* START *

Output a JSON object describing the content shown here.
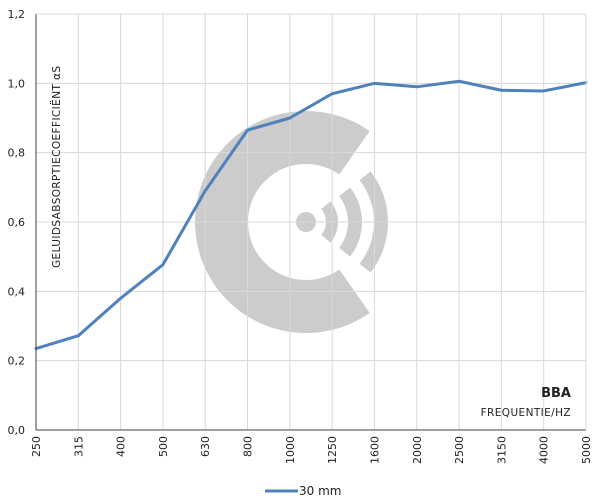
{
  "chart_data": {
    "type": "line",
    "categories": [
      "250",
      "315",
      "400",
      "500",
      "630",
      "800",
      "1000",
      "1250",
      "1600",
      "2000",
      "2500",
      "3150",
      "4000",
      "5000"
    ],
    "series": [
      {
        "name": "30 mm",
        "color": "#4f81bd",
        "values": [
          0.235,
          0.272,
          0.38,
          0.477,
          0.69,
          0.865,
          0.9,
          0.97,
          1.0,
          0.99,
          1.006,
          0.98,
          0.978,
          1.002
        ]
      }
    ],
    "y_ticks": [
      "0,0",
      "0,2",
      "0,4",
      "0,6",
      "0,8",
      "1,0",
      "1,2"
    ],
    "ylim": [
      0,
      1.2
    ],
    "ylabel": "GELUIDSABSORPTIECOEFFICIËNT αS",
    "xlabel": "FREQUENTIE/HZ",
    "brand_label": "BBA",
    "grid": true,
    "legend_position": "bottom-center",
    "watermark": "sound-logo-icon",
    "colors": {
      "line": "#4f81bd",
      "grid": "#d9d9d9",
      "axis": "#404040",
      "watermark": "#cccccc"
    }
  }
}
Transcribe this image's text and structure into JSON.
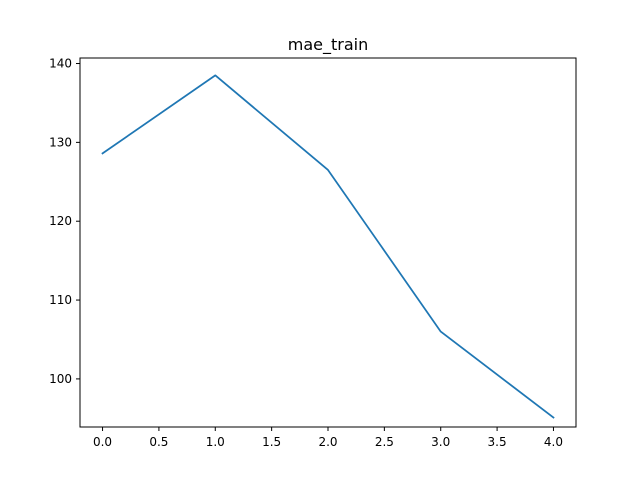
{
  "chart_data": {
    "type": "line",
    "title": "mae_train",
    "xlabel": "",
    "ylabel": "",
    "x": [
      0,
      1,
      2,
      3,
      4
    ],
    "series": [
      {
        "values": [
          128.6,
          138.5,
          126.5,
          106.0,
          95.1
        ],
        "color": "#1f77b4"
      }
    ],
    "xlim": [
      -0.2,
      4.2
    ],
    "ylim": [
      93.9,
      140.7
    ],
    "xticks": [
      0.0,
      0.5,
      1.0,
      1.5,
      2.0,
      2.5,
      3.0,
      3.5,
      4.0
    ],
    "xtick_labels": [
      "0.0",
      "0.5",
      "1.0",
      "1.5",
      "2.0",
      "2.5",
      "3.0",
      "3.5",
      "4.0"
    ],
    "yticks": [
      100,
      110,
      120,
      130,
      140
    ],
    "ytick_labels": [
      "100",
      "110",
      "120",
      "130",
      "140"
    ],
    "grid": false,
    "legend": "none"
  }
}
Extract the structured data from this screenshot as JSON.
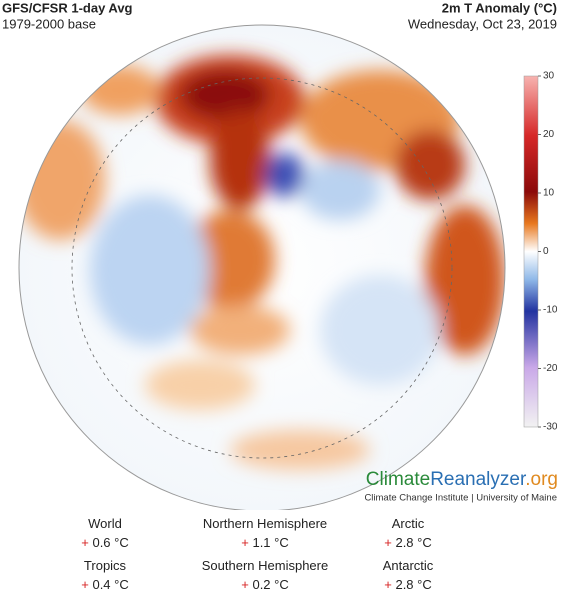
{
  "header": {
    "title": "GFS/CFSR 1-day Avg",
    "base": "1979-2000 base",
    "variable": "2m T Anomaly (°C)",
    "date": "Wednesday, Oct 23, 2019"
  },
  "colorbar": {
    "lim": [
      -30,
      30
    ],
    "ticks": [
      30,
      20,
      10,
      0,
      -10,
      -20,
      -30
    ]
  },
  "logo": {
    "climate": "Climate",
    "reanalyzer": "Reanalyzer",
    "org": ".org",
    "credit": "Climate Change Institute | University of Maine"
  },
  "stats": [
    {
      "label": "World",
      "sign": "+",
      "value": "0.6 °C"
    },
    {
      "label": "Northern Hemisphere",
      "sign": "+",
      "value": "1.1 °C"
    },
    {
      "label": "Arctic",
      "sign": "+",
      "value": "2.8 °C"
    },
    {
      "label": "Tropics",
      "sign": "+",
      "value": "0.4 °C"
    },
    {
      "label": "Southern Hemisphere",
      "sign": "+",
      "value": "0.2 °C"
    },
    {
      "label": "Antarctic",
      "sign": "+",
      "value": "2.8 °C"
    }
  ]
}
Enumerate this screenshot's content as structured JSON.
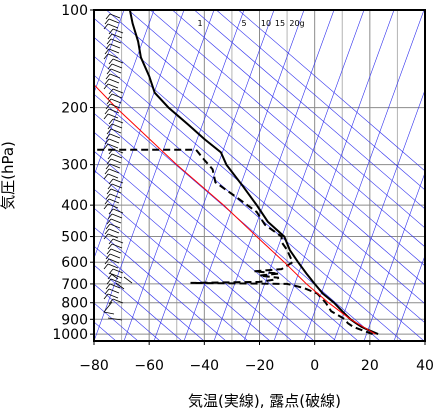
{
  "chart_data": {
    "type": "line",
    "xlabel": "気温(実線), 露点(破線)",
    "ylabel": "気圧(hPa)",
    "xlim": [
      -80,
      40
    ],
    "ylim": [
      1050,
      100
    ],
    "y_scale": "log",
    "x_ticks": [
      -80,
      -60,
      -40,
      -20,
      0,
      20,
      40
    ],
    "x_tick_labels": [
      "−80",
      "−60",
      "−40",
      "−20",
      "0",
      "20",
      "40"
    ],
    "y_ticks": [
      100,
      200,
      300,
      400,
      500,
      600,
      700,
      800,
      900,
      1000
    ],
    "y_tick_labels": [
      "100",
      "200",
      "300",
      "400",
      "500",
      "600",
      "700",
      "800",
      "900",
      "1000"
    ],
    "grid": true,
    "mixing_ratio_labels": [
      "1",
      "5",
      "10",
      "15",
      "20g"
    ],
    "series": [
      {
        "style": "solid",
        "color": "#000000",
        "points": [
          [
            1000,
            23
          ],
          [
            975,
            20
          ],
          [
            950,
            17
          ],
          [
            925,
            15
          ],
          [
            900,
            13
          ],
          [
            850,
            10
          ],
          [
            800,
            7
          ],
          [
            750,
            3
          ],
          [
            700,
            0
          ],
          [
            650,
            -3
          ],
          [
            600,
            -6
          ],
          [
            550,
            -9
          ],
          [
            500,
            -11
          ],
          [
            450,
            -17
          ],
          [
            400,
            -21
          ],
          [
            350,
            -26
          ],
          [
            300,
            -32
          ],
          [
            275,
            -34
          ],
          [
            250,
            -40
          ],
          [
            225,
            -46
          ],
          [
            200,
            -53
          ],
          [
            180,
            -58
          ],
          [
            160,
            -60
          ],
          [
            140,
            -63
          ],
          [
            125,
            -64
          ],
          [
            110,
            -66
          ],
          [
            100,
            -67
          ]
        ]
      },
      {
        "style": "dashed",
        "color": "#000000",
        "points": [
          [
            1000,
            21
          ],
          [
            950,
            14
          ],
          [
            925,
            12
          ],
          [
            900,
            11
          ],
          [
            850,
            6
          ],
          [
            800,
            4
          ],
          [
            750,
            1
          ],
          [
            720,
            -4
          ],
          [
            700,
            -10
          ],
          [
            695,
            -45
          ],
          [
            690,
            -20
          ],
          [
            680,
            -15
          ],
          [
            670,
            -13
          ],
          [
            660,
            -20
          ],
          [
            650,
            -13
          ],
          [
            640,
            -22
          ],
          [
            630,
            -12
          ],
          [
            600,
            -8
          ],
          [
            550,
            -10
          ],
          [
            520,
            -12
          ],
          [
            500,
            -12
          ],
          [
            460,
            -18
          ],
          [
            420,
            -21
          ],
          [
            380,
            -28
          ],
          [
            340,
            -36
          ],
          [
            310,
            -37
          ],
          [
            290,
            -40
          ],
          [
            270,
            -43
          ],
          [
            270,
            -79
          ]
        ]
      },
      {
        "style": "solid",
        "color": "#ff0000",
        "points": [
          [
            1000,
            22
          ],
          [
            900,
            13
          ],
          [
            800,
            5
          ],
          [
            700,
            -3
          ],
          [
            600,
            -11
          ],
          [
            500,
            -21
          ],
          [
            400,
            -33
          ],
          [
            300,
            -50
          ],
          [
            200,
            -72
          ],
          [
            170,
            -80
          ]
        ]
      }
    ]
  }
}
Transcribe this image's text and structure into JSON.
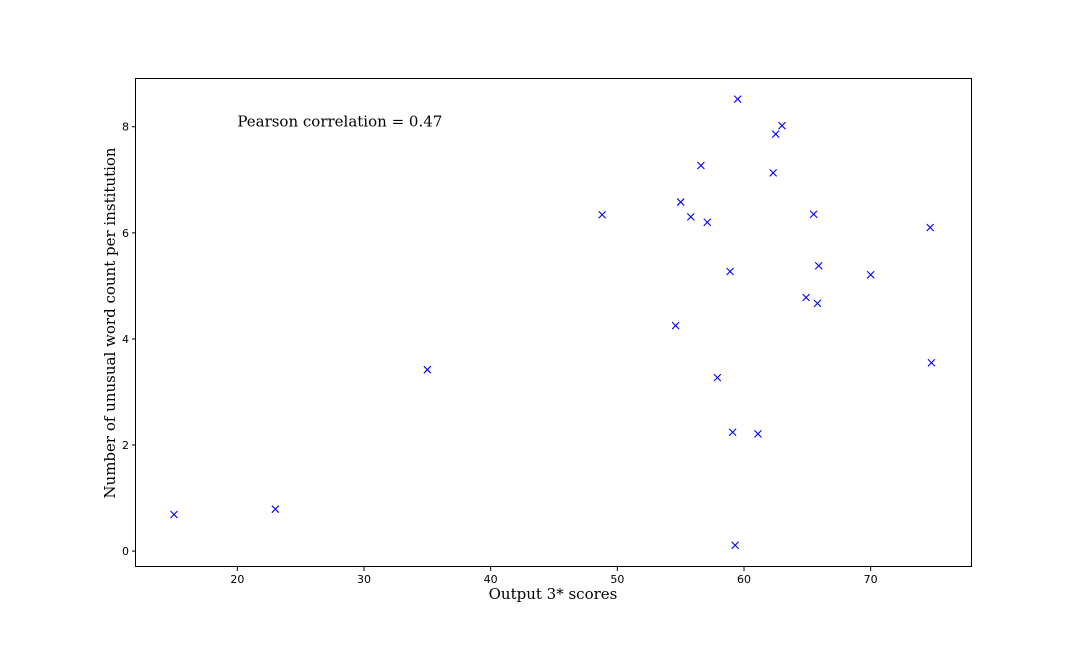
{
  "chart_data": {
    "type": "scatter",
    "title": "",
    "xlabel": "Output 3* scores",
    "ylabel": "Number of unusual word count per institution",
    "xlim": [
      12,
      78
    ],
    "ylim": [
      -0.3,
      8.9
    ],
    "xticks": [
      20,
      30,
      40,
      50,
      60,
      70
    ],
    "yticks": [
      0,
      2,
      4,
      6,
      8
    ],
    "grid": false,
    "legend": "none",
    "marker": "x",
    "marker_color": "#0000ff",
    "annotation": "Pearson correlation = 0.47",
    "annotation_anchor": [
      20,
      8.0
    ],
    "series": [
      {
        "x": [
          15.0,
          23.0,
          35.0,
          48.8,
          54.6,
          55.0,
          55.8,
          56.6,
          57.1,
          57.9,
          58.9,
          59.1,
          59.3,
          59.5,
          61.1,
          62.3,
          62.5,
          63.0,
          64.9,
          65.5,
          65.8,
          65.9,
          70.0,
          74.7,
          74.8
        ],
        "y": [
          0.69,
          0.79,
          3.42,
          6.34,
          4.25,
          6.58,
          6.3,
          7.27,
          6.2,
          3.27,
          5.27,
          2.24,
          0.11,
          8.52,
          2.21,
          7.13,
          7.86,
          8.02,
          4.78,
          6.35,
          4.67,
          5.38,
          5.21,
          6.1,
          3.55
        ]
      }
    ]
  }
}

* END *

In the listing above, find each line with the word "this" and copy it.

The response:
Transcribe this image's text and structure into JSON.
Extract the structured data from this screenshot as JSON.
Enumerate this screenshot's content as structured JSON.
Transcribe this image's text and structure into JSON.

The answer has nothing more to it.